### What is required
Find every line in the records below that contains the word "выплаты", and copy each such line.

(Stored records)
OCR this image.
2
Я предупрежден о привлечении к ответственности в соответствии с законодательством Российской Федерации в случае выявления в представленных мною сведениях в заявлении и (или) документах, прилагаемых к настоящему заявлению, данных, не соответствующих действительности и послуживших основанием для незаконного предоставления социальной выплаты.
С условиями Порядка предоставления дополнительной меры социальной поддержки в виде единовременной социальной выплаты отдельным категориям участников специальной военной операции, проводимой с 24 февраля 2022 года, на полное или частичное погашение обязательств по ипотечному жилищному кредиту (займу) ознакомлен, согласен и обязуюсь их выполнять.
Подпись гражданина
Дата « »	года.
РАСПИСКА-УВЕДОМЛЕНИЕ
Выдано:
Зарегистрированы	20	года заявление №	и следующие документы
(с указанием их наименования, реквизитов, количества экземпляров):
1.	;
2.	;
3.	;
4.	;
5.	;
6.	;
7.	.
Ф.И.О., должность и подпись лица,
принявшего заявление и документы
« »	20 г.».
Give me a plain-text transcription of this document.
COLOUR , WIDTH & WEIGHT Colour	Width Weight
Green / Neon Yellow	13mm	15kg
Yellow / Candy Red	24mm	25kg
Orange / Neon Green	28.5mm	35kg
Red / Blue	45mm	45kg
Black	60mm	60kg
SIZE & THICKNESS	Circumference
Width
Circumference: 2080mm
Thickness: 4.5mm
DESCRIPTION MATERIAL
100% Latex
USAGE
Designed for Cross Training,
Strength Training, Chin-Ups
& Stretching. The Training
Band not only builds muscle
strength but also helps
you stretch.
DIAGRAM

### Written response
Я предупрежден о привлечении к ответственности в соответствии с законодательством Российской Федерации в случае выявления в представленных мною сведениях в заявлении и (или) документах, прилагаемых к настоящему заявлению, данных, не соответствующих действительности и послуживших основанием для незаконного предоставления социальной выплаты.
С условиями Порядка предоставления дополнительной меры социальной поддержки в виде единовременной социальной выплаты отдельным категориям участников специальной военной операции, проводимой с 24 февраля 2022 года, на полное или частичное погашение обязательств по ипотечному жилищному кредиту (займу) ознакомлен, согласен и обязуюсь их выполнять.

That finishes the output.